▸ DIRECTIONS:
Write every entry out again exactly, please, and skip the pictures.
⟨
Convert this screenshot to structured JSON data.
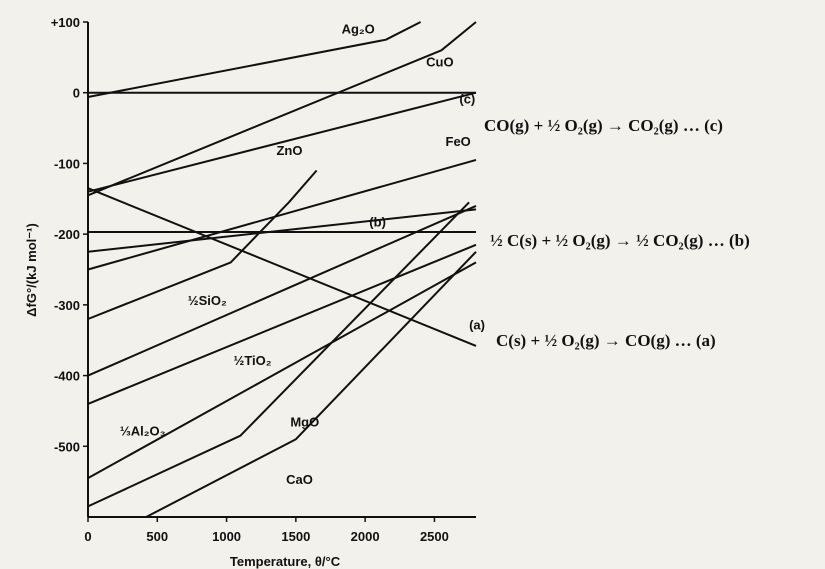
{
  "chart_data": {
    "type": "line",
    "title": "",
    "xlabel": "Temperature, θ/°C",
    "ylabel": "ΔfG°/(kJ mol⁻¹)",
    "xlim": [
      0,
      2800
    ],
    "ylim": [
      -600,
      100
    ],
    "x_ticks": [
      0,
      500,
      1000,
      1500,
      2000,
      2500
    ],
    "y_ticks": [
      {
        "value": 100,
        "label": "+100"
      },
      {
        "value": 0,
        "label": "0"
      },
      {
        "value": -100,
        "label": "-100"
      },
      {
        "value": -200,
        "label": "-200"
      },
      {
        "value": -300,
        "label": "-300"
      },
      {
        "value": -400,
        "label": "-400"
      },
      {
        "value": -500,
        "label": "-500"
      }
    ],
    "grid": false,
    "series": [
      {
        "name": "Ag₂O",
        "points": [
          [
            0,
            -6
          ],
          [
            2150,
            75
          ],
          [
            2400,
            100
          ]
        ],
        "label_at": [
          1830,
          84
        ]
      },
      {
        "name": "CuO",
        "points": [
          [
            0,
            -145
          ],
          [
            2550,
            60
          ],
          [
            2800,
            100
          ]
        ],
        "label_at": [
          2440,
          37
        ]
      },
      {
        "name": "(c)",
        "points": [
          [
            0,
            -140
          ],
          [
            2800,
            0
          ]
        ],
        "label_at": [
          2680,
          -15
        ]
      },
      {
        "name": "FeO",
        "points": [
          [
            0,
            -250
          ],
          [
            2800,
            -95
          ]
        ],
        "label_at": [
          2580,
          -75
        ]
      },
      {
        "name": "ZnO",
        "points": [
          [
            0,
            -320
          ],
          [
            1030,
            -240
          ],
          [
            1450,
            -155
          ],
          [
            1650,
            -110
          ]
        ],
        "label_at": [
          1360,
          -88
        ]
      },
      {
        "name": "(b)",
        "points": [
          [
            0,
            -197
          ],
          [
            2800,
            -197
          ]
        ],
        "label_at": [
          2030,
          -189
        ]
      },
      {
        "name": "(a)",
        "points": [
          [
            0,
            -135
          ],
          [
            2800,
            -358
          ]
        ],
        "label_at": [
          2750,
          -335
        ]
      },
      {
        "name": "½SiO₂",
        "points": [
          [
            0,
            -400
          ],
          [
            2800,
            -160
          ]
        ],
        "label_at": [
          720,
          -300
        ]
      },
      {
        "name": "½TiO₂",
        "points": [
          [
            0,
            -440
          ],
          [
            2800,
            -215
          ]
        ],
        "label_at": [
          1050,
          -385
        ]
      },
      {
        "name": "⅓Al₂O₃",
        "points": [
          [
            0,
            -545
          ],
          [
            2800,
            -240
          ]
        ],
        "label_at": [
          230,
          -485
        ]
      },
      {
        "name": "MgO",
        "points": [
          [
            0,
            -585
          ],
          [
            1100,
            -485
          ],
          [
            2750,
            -155
          ]
        ],
        "label_at": [
          1460,
          -472
        ]
      },
      {
        "name": "CaO",
        "points": [
          [
            420,
            -600
          ],
          [
            1500,
            -490
          ],
          [
            2800,
            -225
          ]
        ],
        "label_at": [
          1430,
          -553
        ]
      },
      {
        "name": "",
        "points": [
          [
            0,
            -225
          ],
          [
            2800,
            -165
          ]
        ]
      }
    ],
    "equations": [
      {
        "id": "c",
        "text": "CO(g) + ½ O₂(g) → CO₂(g) … (c)"
      },
      {
        "id": "b",
        "text": "½ C(s) + ½ O₂(g) → ½ CO₂(g) … (b)"
      },
      {
        "id": "a",
        "text": "C(s) + ½ O₂(g) → CO(g) … (a)"
      }
    ],
    "colors": {
      "line": "#111111",
      "background": "#f3f1ec"
    }
  }
}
⟩
▸ SOLUTION:
Convert this screenshot to structured JSON data.
{
  "chart_data": {
    "type": "line",
    "title": "",
    "xlabel": "Temperature, θ/°C",
    "ylabel": "ΔfG°/(kJ mol⁻¹)",
    "xlim": [
      0,
      2800
    ],
    "ylim": [
      -600,
      100
    ],
    "x_ticks": [
      0,
      500,
      1000,
      1500,
      2000,
      2500
    ],
    "y_ticks": [
      {
        "value": 100,
        "label": "+100"
      },
      {
        "value": 0,
        "label": "0"
      },
      {
        "value": -100,
        "label": "-100"
      },
      {
        "value": -200,
        "label": "-200"
      },
      {
        "value": -300,
        "label": "-300"
      },
      {
        "value": -400,
        "label": "-400"
      },
      {
        "value": -500,
        "label": "-500"
      }
    ],
    "grid": false,
    "series": [
      {
        "name": "Ag₂O",
        "points": [
          [
            0,
            -6
          ],
          [
            2150,
            75
          ],
          [
            2400,
            100
          ]
        ],
        "label_at": [
          1830,
          84
        ]
      },
      {
        "name": "CuO",
        "points": [
          [
            0,
            -145
          ],
          [
            2550,
            60
          ],
          [
            2800,
            100
          ]
        ],
        "label_at": [
          2440,
          37
        ]
      },
      {
        "name": "(c)",
        "points": [
          [
            0,
            -140
          ],
          [
            2800,
            0
          ]
        ],
        "label_at": [
          2680,
          -15
        ]
      },
      {
        "name": "FeO",
        "points": [
          [
            0,
            -250
          ],
          [
            2800,
            -95
          ]
        ],
        "label_at": [
          2580,
          -75
        ]
      },
      {
        "name": "ZnO",
        "points": [
          [
            0,
            -320
          ],
          [
            1030,
            -240
          ],
          [
            1450,
            -155
          ],
          [
            1650,
            -110
          ]
        ],
        "label_at": [
          1360,
          -88
        ]
      },
      {
        "name": "(b)",
        "points": [
          [
            0,
            -197
          ],
          [
            2800,
            -197
          ]
        ],
        "label_at": [
          2030,
          -189
        ]
      },
      {
        "name": "(a)",
        "points": [
          [
            0,
            -135
          ],
          [
            2800,
            -358
          ]
        ],
        "label_at": [
          2750,
          -335
        ]
      },
      {
        "name": "½SiO₂",
        "points": [
          [
            0,
            -400
          ],
          [
            2800,
            -160
          ]
        ],
        "label_at": [
          720,
          -300
        ]
      },
      {
        "name": "½TiO₂",
        "points": [
          [
            0,
            -440
          ],
          [
            2800,
            -215
          ]
        ],
        "label_at": [
          1050,
          -385
        ]
      },
      {
        "name": "⅓Al₂O₃",
        "points": [
          [
            0,
            -545
          ],
          [
            2800,
            -240
          ]
        ],
        "label_at": [
          230,
          -485
        ]
      },
      {
        "name": "MgO",
        "points": [
          [
            0,
            -585
          ],
          [
            1100,
            -485
          ],
          [
            2750,
            -155
          ]
        ],
        "label_at": [
          1460,
          -472
        ]
      },
      {
        "name": "CaO",
        "points": [
          [
            420,
            -600
          ],
          [
            1500,
            -490
          ],
          [
            2800,
            -225
          ]
        ],
        "label_at": [
          1430,
          -553
        ]
      },
      {
        "name": "",
        "points": [
          [
            0,
            -225
          ],
          [
            2800,
            -165
          ]
        ]
      }
    ],
    "equations": [
      {
        "id": "c",
        "text": "CO(g) + ½ O₂(g) → CO₂(g) … (c)"
      },
      {
        "id": "b",
        "text": "½ C(s) + ½ O₂(g) → ½ CO₂(g) … (b)"
      },
      {
        "id": "a",
        "text": "C(s) + ½ O₂(g) → CO(g) … (a)"
      }
    ],
    "colors": {
      "line": "#111111",
      "background": "#f3f1ec"
    }
  }
}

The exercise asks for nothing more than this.